> _Stated exercise_
Sift the listing for lines that hold the string "Ctrl" and pull them out.

[Part of a data file]

+ + + + +

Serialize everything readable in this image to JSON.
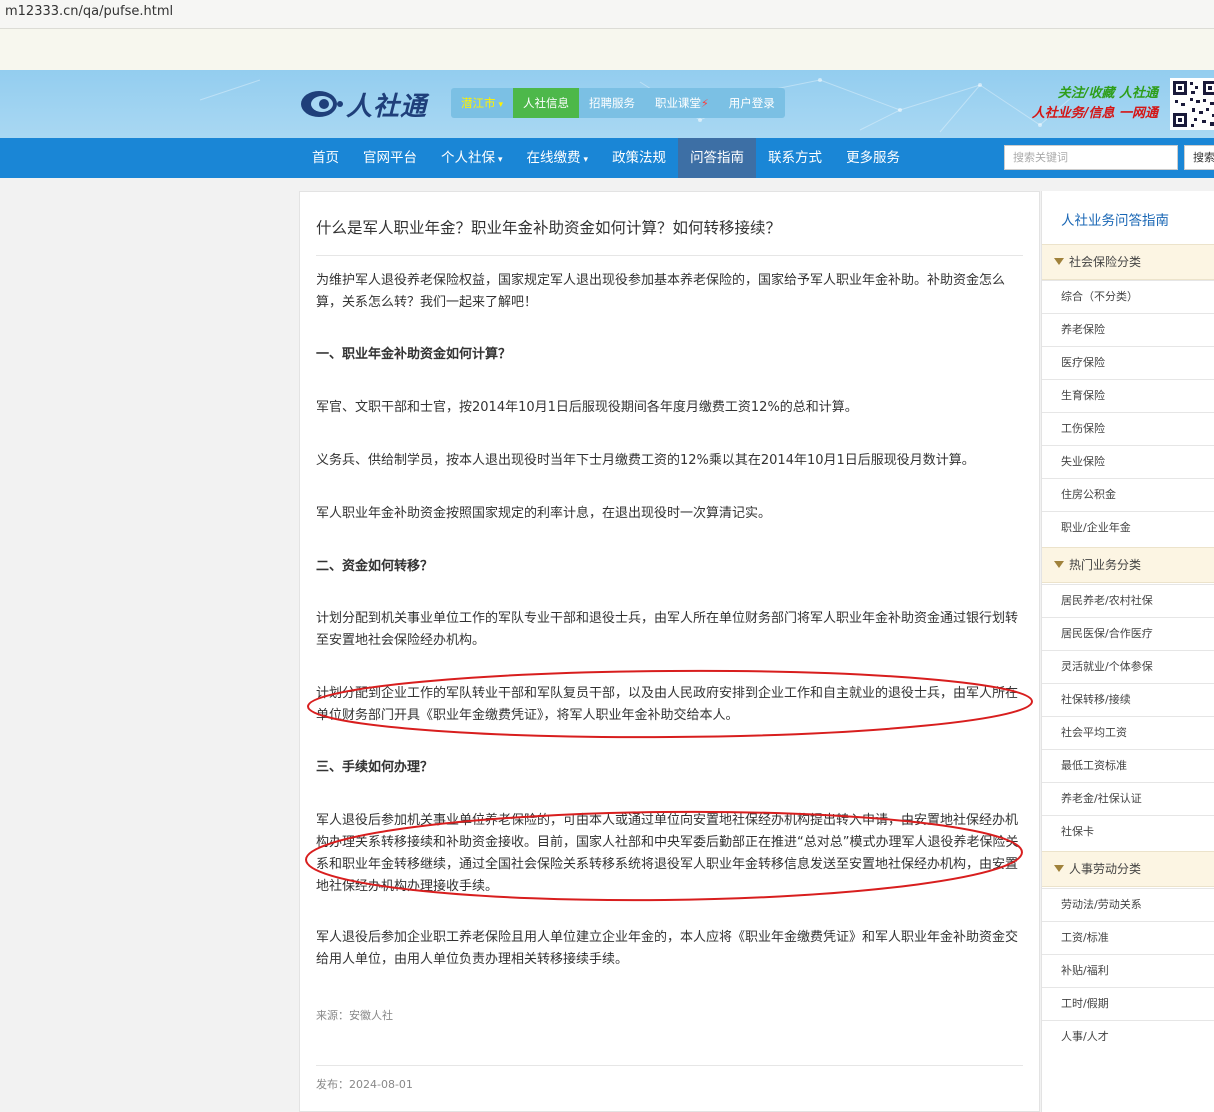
{
  "browser": {
    "url": "m12333.cn/qa/pufse.html"
  },
  "header": {
    "logo_text": "人社通",
    "top_nav": [
      {
        "label": "潜江市"
      },
      {
        "label": "人社信息"
      },
      {
        "label": "招聘服务"
      },
      {
        "label": "职业课堂"
      },
      {
        "label": "用户登录"
      }
    ],
    "slogan_line1": "关注/收藏 人社通",
    "slogan_line2": "人社业务/信息 一网通"
  },
  "nav": {
    "items": [
      {
        "label": "首页"
      },
      {
        "label": "官网平台"
      },
      {
        "label": "个人社保"
      },
      {
        "label": "在线缴费"
      },
      {
        "label": "政策法规"
      },
      {
        "label": "问答指南"
      },
      {
        "label": "联系方式"
      },
      {
        "label": "更多服务"
      }
    ],
    "search_placeholder": "搜索关键词",
    "search_button": "搜索"
  },
  "article": {
    "title": "什么是军人职业年金？职业年金补助资金如何计算？如何转移接续？",
    "intro": "为维护军人退役养老保险权益，国家规定军人退出现役参加基本养老保险的，国家给予军人职业年金补助。补助资金怎么算，关系怎么转？我们一起来了解吧！",
    "heading1": "一、职业年金补助资金如何计算？",
    "p1": "军官、文职干部和士官，按2014年10月1日后服现役期间各年度月缴费工资12%的总和计算。",
    "p2": "义务兵、供给制学员，按本人退出现役时当年下士月缴费工资的12%乘以其在2014年10月1日后服现役月数计算。",
    "p3": "军人职业年金补助资金按照国家规定的利率计息，在退出现役时一次算清记实。",
    "heading2": "二、资金如何转移？",
    "p4": "计划分配到机关事业单位工作的军队专业干部和退役士兵，由军人所在单位财务部门将军人职业年金补助资金通过银行划转至安置地社会保险经办机构。",
    "p5": "计划分配到企业工作的军队转业干部和军队复员干部，以及由人民政府安排到企业工作和自主就业的退役士兵，由军人所在单位财务部门开具《职业年金缴费凭证》，将军人职业年金补助交给本人。",
    "heading3": "三、手续如何办理？",
    "p6": "军人退役后参加机关事业单位养老保险的，可由本人或通过单位向安置地社保经办机构提出转入申请，由安置地社保经办机构办理关系转移接续和补助资金接收。目前，国家人社部和中央军委后勤部正在推进“总对总”模式办理军人退役养老保险关系和职业年金转移继续，通过全国社会保险关系转移系统将退役军人职业年金转移信息发送至安置地社保经办机构，由安置地社保经办机构办理接收手续。",
    "p7": "军人退役后参加企业职工养老保险且用人单位建立企业年金的，本人应将《职业年金缴费凭证》和军人职业年金补助资金交给用人单位，由用人单位负责办理相关转移接续手续。",
    "source": "来源：安徽人社",
    "date": "发布：2024-08-01"
  },
  "sidebar": {
    "title": "人社业务问答指南",
    "cat1": "社会保险分类",
    "cat1_items": [
      "综合（不分类）",
      "养老保险",
      "医疗保险",
      "生育保险",
      "工伤保险",
      "失业保险",
      "住房公积金",
      "职业/企业年金"
    ],
    "cat2": "热门业务分类",
    "cat2_items": [
      "居民养老/农村社保",
      "居民医保/合作医疗",
      "灵活就业/个体参保",
      "社保转移/接续",
      "社会平均工资",
      "最低工资标准",
      "养老金/社保认证",
      "社保卡"
    ],
    "cat3": "人事劳动分类",
    "cat3_items": [
      "劳动法/劳动关系",
      "工资/标准",
      "补贴/福利",
      "工时/假期",
      "人事/人才"
    ]
  },
  "colors": {
    "header_bg": "#a9d8f3",
    "nav_bg": "#1a86d6",
    "nav_active": "#3d6fa5",
    "annotation": "#d81e1e",
    "sidebar_title": "#1a67b5"
  }
}
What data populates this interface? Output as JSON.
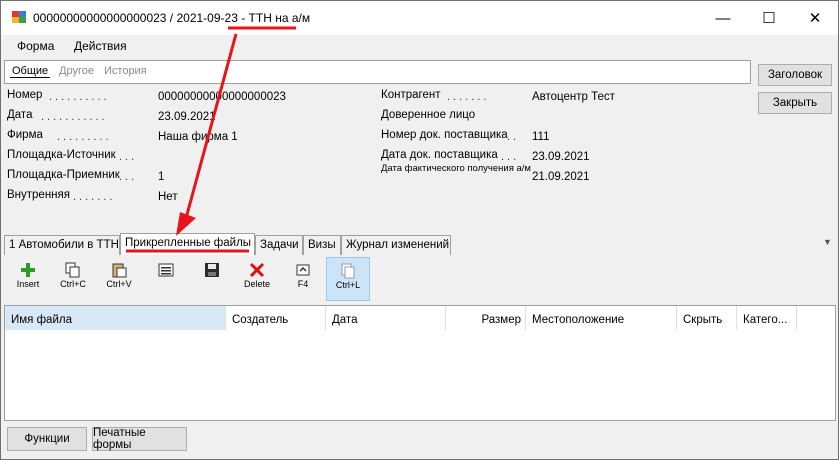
{
  "window": {
    "title_prefix": "00000000000000000023 / 2021-09-23 - ",
    "title_highlight": "ТТН на а/м",
    "controls": {
      "minimize": "—",
      "maximize": "☐",
      "close": "✕"
    }
  },
  "menu": [
    "Форма",
    "Действия"
  ],
  "header_tabs": [
    "Общие",
    "Другое",
    "История"
  ],
  "fields_left": [
    {
      "label": "Номер",
      "value": "00000000000000000023"
    },
    {
      "label": "Дата",
      "value": "23.09.2021"
    },
    {
      "label": "Фирма",
      "value": "Наша фирма 1"
    },
    {
      "label": "Площадка-Источник",
      "value": ""
    },
    {
      "label": "Площадка-Приемник",
      "value": "1"
    },
    {
      "label": "Внутренняя",
      "value": "Нет"
    }
  ],
  "fields_right": [
    {
      "label": "Контрагент",
      "value": "Автоцентр Тест"
    },
    {
      "label": "Доверенное лицо",
      "value": ""
    },
    {
      "label": "Номер док. поставщика",
      "value": "111"
    },
    {
      "label": "Дата док. поставщика",
      "value": "23.09.2021"
    },
    {
      "label": "Дата фактического получения а/м",
      "value": "21.09.2021"
    }
  ],
  "side_buttons": [
    "Заголовок",
    "Закрыть"
  ],
  "bottom_tabs": [
    {
      "label": "1 Автомобили в ТТН",
      "active": false
    },
    {
      "label": "Прикрепленные файлы",
      "active": true
    },
    {
      "label": "Задачи",
      "active": false
    },
    {
      "label": "Визы",
      "active": false
    },
    {
      "label": "Журнал изменений",
      "active": false
    }
  ],
  "toolbar": [
    {
      "icon": "plus-icon",
      "label": "Insert"
    },
    {
      "icon": "copy-icon",
      "label": "Ctrl+C"
    },
    {
      "icon": "paste-icon",
      "label": "Ctrl+V"
    },
    {
      "icon": "list-icon",
      "label": ""
    },
    {
      "icon": "save-icon",
      "label": ""
    },
    {
      "icon": "delete-icon",
      "label": "Delete"
    },
    {
      "icon": "refresh-icon",
      "label": "F4"
    },
    {
      "icon": "link-icon",
      "label": "Ctrl+L"
    }
  ],
  "grid_columns": [
    "Имя файла",
    "Создатель",
    "Дата",
    "Размер",
    "Местоположение",
    "Скрыть",
    "Катего..."
  ],
  "footer_buttons": [
    "Функции",
    "Печатные формы"
  ],
  "colors": {
    "annotation_red": "#e8141a",
    "selected_blue": "#cce4f7",
    "header_highlight": "#d9e8f7"
  }
}
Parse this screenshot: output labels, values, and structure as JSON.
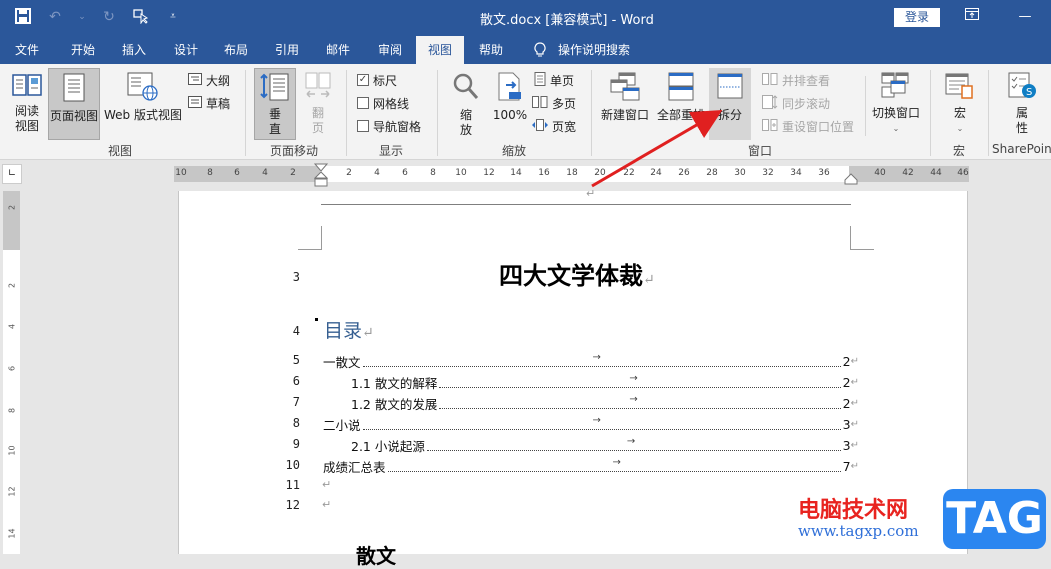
{
  "window": {
    "title": "散文.docx [兼容模式]  -  Word",
    "login_label": "登录",
    "ribbon_display_icon": "ribbon-display-icon",
    "minimize_icon": "minimize-icon"
  },
  "quick_access": [
    {
      "name": "save-icon",
      "glyph": "💾"
    },
    {
      "name": "undo-icon",
      "glyph": "↶"
    },
    {
      "name": "redo-icon",
      "glyph": "↻"
    },
    {
      "name": "touch-mode-icon",
      "glyph": "⬚"
    },
    {
      "name": "customize-qat-icon",
      "glyph": "▾"
    }
  ],
  "tabs": [
    {
      "label": "文件"
    },
    {
      "label": "开始"
    },
    {
      "label": "插入"
    },
    {
      "label": "设计"
    },
    {
      "label": "布局"
    },
    {
      "label": "引用"
    },
    {
      "label": "邮件"
    },
    {
      "label": "审阅"
    },
    {
      "label": "视图",
      "active": true
    },
    {
      "label": "帮助"
    },
    {
      "label": "操作说明搜索"
    }
  ],
  "ribbon": {
    "views": {
      "group": "视图",
      "read_mode": "阅读\n视图",
      "read_mode_l1": "阅读",
      "read_mode_l2": "视图",
      "print_layout": "页面视图",
      "web_layout": "Web 版式视图",
      "outline": "大纲",
      "draft": "草稿"
    },
    "page_movement": {
      "group": "页面移动",
      "vertical_l1": "垂",
      "vertical_l2": "直",
      "side_l1": "翻",
      "side_l2": "页"
    },
    "show": {
      "group": "显示",
      "ruler": "标尺",
      "ruler_checked": true,
      "gridlines": "网格线",
      "gridlines_checked": false,
      "nav_pane": "导航窗格",
      "nav_pane_checked": false
    },
    "zoom": {
      "group": "缩放",
      "zoom_l1": "缩",
      "zoom_l2": "放",
      "hundred": "100%",
      "one_page": "单页",
      "multi_page": "多页",
      "page_width": "页宽"
    },
    "window": {
      "group": "窗口",
      "new_window": "新建窗口",
      "arrange_all": "全部重排",
      "split": "拆分",
      "side_by_side": "并排查看",
      "sync_scroll": "同步滚动",
      "reset_position": "重设窗口位置",
      "switch_windows": "切换窗口"
    },
    "macros": {
      "group": "宏",
      "macros": "宏"
    },
    "sharepoint": {
      "group": "SharePoint",
      "properties_l1": "属",
      "properties_l2": "性"
    }
  },
  "ruler": {
    "horizontal_ticks": [
      "10",
      "8",
      "6",
      "4",
      "2",
      "2",
      "4",
      "6",
      "8",
      "10",
      "12",
      "14",
      "16",
      "18",
      "20",
      "22",
      "24",
      "26",
      "28",
      "30",
      "32",
      "34",
      "36",
      "40",
      "42",
      "44",
      "46"
    ],
    "vertical_ticks": [
      "2",
      "2",
      "4",
      "6",
      "8",
      "10",
      "12",
      "14"
    ],
    "corner_glyph": "∟"
  },
  "document": {
    "title": "四大文学体裁",
    "toc_heading": "目录",
    "para_mark": "↵",
    "tab_mark": "→",
    "line_numbers": [
      "3",
      "4",
      "5",
      "6",
      "7",
      "8",
      "9",
      "10",
      "11",
      "12"
    ],
    "toc": [
      {
        "label": "一散文",
        "page": "2",
        "level": 1
      },
      {
        "label": "1.1 散文的解释",
        "page": "2",
        "level": 2
      },
      {
        "label": "1.2 散文的发展",
        "page": "2",
        "level": 2
      },
      {
        "label": "二小说",
        "page": "3",
        "level": 1
      },
      {
        "label": "2.1 小说起源",
        "page": "3",
        "level": 2
      },
      {
        "label": "成绩汇总表",
        "page": "7",
        "level": 1
      }
    ],
    "next_heading_partial": "散文"
  },
  "watermark": {
    "site_name": "电脑技术网",
    "url": "www.tagxp.com",
    "badge": "TAG"
  },
  "annotation": {
    "arrow_color": "#e02020",
    "target": "拆分"
  }
}
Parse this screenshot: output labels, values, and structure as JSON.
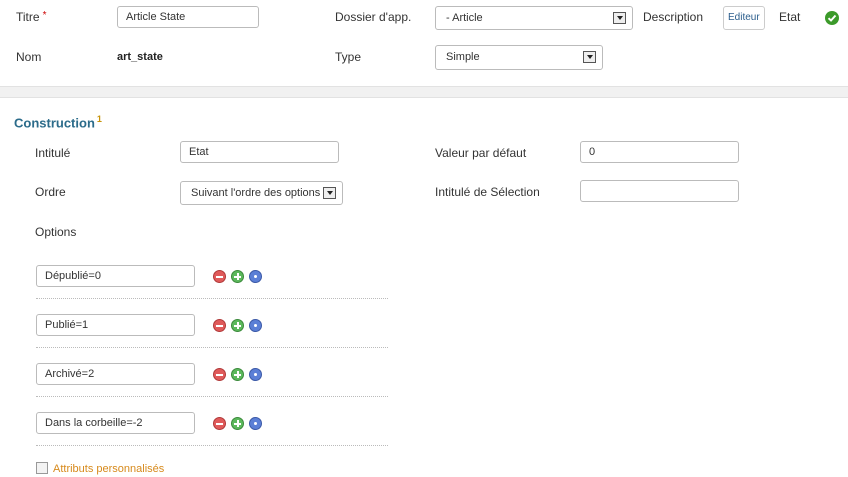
{
  "header": {
    "titre_label": "Titre",
    "required_mark": "*",
    "titre_value": "Article State",
    "dossier_label": "Dossier d'app.",
    "dossier_value": "- Article",
    "description_label": "Description",
    "editeur_button": "Editeur",
    "etat_label": "Etat",
    "etat_status": "check-icon",
    "nom_label": "Nom",
    "nom_value": "art_state",
    "type_label": "Type",
    "type_value": "Simple"
  },
  "construction": {
    "title": "Construction",
    "title_sup": "1",
    "intitule_label": "Intitulé",
    "intitule_value": "Etat",
    "valeur_label": "Valeur par défaut",
    "valeur_value": "0",
    "ordre_label": "Ordre",
    "ordre_value": "Suivant l'ordre des options",
    "intitule_selection_label": "Intitulé de Sélection",
    "intitule_selection_value": "",
    "options_label": "Options",
    "options": [
      {
        "value": "Dépublié=0"
      },
      {
        "value": "Publié=1"
      },
      {
        "value": "Archivé=2"
      },
      {
        "value": "Dans la corbeille=-2"
      }
    ],
    "attributs_label": "Attributs personnalisés"
  },
  "colors": {
    "accent": "#2b6b8a",
    "required": "#cc0000",
    "link_orange": "#d78a1c",
    "status_ok": "#3c9a2a"
  }
}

+ + + + +

> _Exercise output_
      "label": "Ctrl+C"
      "label": "Ctrl+V"
      "label": "Ctrl+L"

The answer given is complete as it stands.